Stated goal: Pictures aside, repeat every entry exactly.

[Data records]
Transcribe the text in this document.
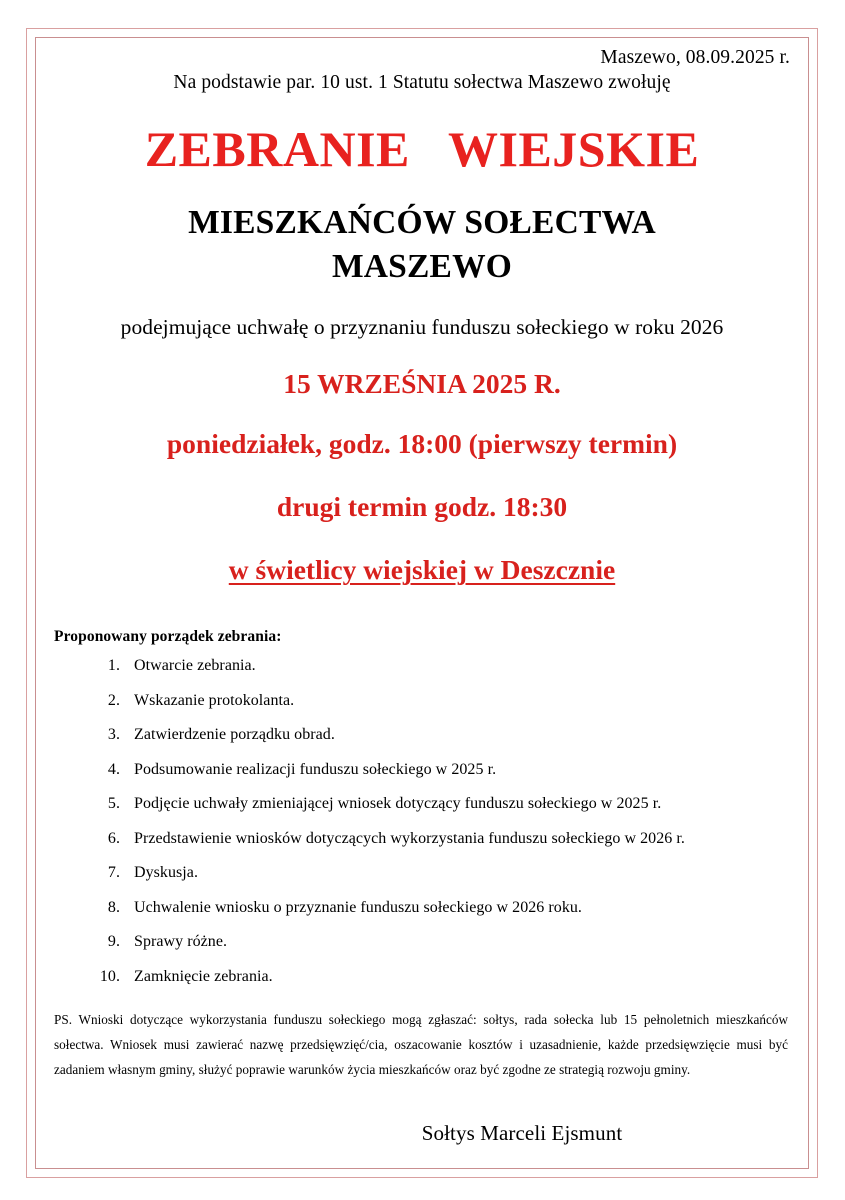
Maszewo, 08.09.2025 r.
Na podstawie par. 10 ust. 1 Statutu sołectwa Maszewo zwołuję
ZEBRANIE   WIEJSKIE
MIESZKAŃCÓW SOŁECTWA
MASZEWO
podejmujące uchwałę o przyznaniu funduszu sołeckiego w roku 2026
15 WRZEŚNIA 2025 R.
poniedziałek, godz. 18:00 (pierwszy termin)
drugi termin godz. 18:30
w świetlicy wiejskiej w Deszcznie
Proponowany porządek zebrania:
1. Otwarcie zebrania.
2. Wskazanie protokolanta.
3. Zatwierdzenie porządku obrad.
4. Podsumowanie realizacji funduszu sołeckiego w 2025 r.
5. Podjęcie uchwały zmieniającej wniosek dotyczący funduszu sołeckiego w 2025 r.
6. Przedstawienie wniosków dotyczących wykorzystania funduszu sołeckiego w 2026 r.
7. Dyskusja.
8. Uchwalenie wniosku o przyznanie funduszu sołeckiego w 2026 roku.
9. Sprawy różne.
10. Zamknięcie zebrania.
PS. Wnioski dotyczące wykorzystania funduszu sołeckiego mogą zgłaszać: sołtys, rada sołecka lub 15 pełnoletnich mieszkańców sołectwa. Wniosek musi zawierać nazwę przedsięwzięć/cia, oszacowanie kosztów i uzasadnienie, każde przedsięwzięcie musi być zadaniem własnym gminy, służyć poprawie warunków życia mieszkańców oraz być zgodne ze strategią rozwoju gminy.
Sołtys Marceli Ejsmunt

Exercise response:
Transcribe the text in this document.
Maszewo, 08.09.2025 r.
Na podstawie par. 10 ust. 1 Statutu sołectwa Maszewo zwołuję
ZEBRANIE   WIEJSKIE
MIESZKAŃCÓW SOŁECTWA
MASZEWO
podejmujące uchwałę o przyznaniu funduszu sołeckiego w roku 2026
15 WRZEŚNIA 2025 R.
poniedziałek, godz. 18:00 (pierwszy termin)
drugi termin godz. 18:30
w świetlicy wiejskiej w Deszcznie
Proponowany porządek zebrania:
1. Otwarcie zebrania.
2. Wskazanie protokolanta.
3. Zatwierdzenie porządku obrad.
4. Podsumowanie realizacji funduszu sołeckiego w 2025 r.
5. Podjęcie uchwały zmieniającej wniosek dotyczący funduszu sołeckiego w 2025 r.
6. Przedstawienie wniosków dotyczących wykorzystania funduszu sołeckiego w 2026 r.
7. Dyskusja.
8. Uchwalenie wniosku o przyznanie funduszu sołeckiego w 2026 roku.
9. Sprawy różne.
10. Zamknięcie zebrania.
PS. Wnioski dotyczące wykorzystania funduszu sołeckiego mogą zgłaszać: sołtys, rada sołecka lub 15 pełnoletnich mieszkańców sołectwa. Wniosek musi zawierać nazwę przedsięwzięć/cia, oszacowanie kosztów i uzasadnienie, każde przedsięwzięcie musi być zadaniem własnym gminy, służyć poprawie warunków życia mieszkańców oraz być zgodne ze strategią rozwoju gminy.
Sołtys Marceli Ejsmunt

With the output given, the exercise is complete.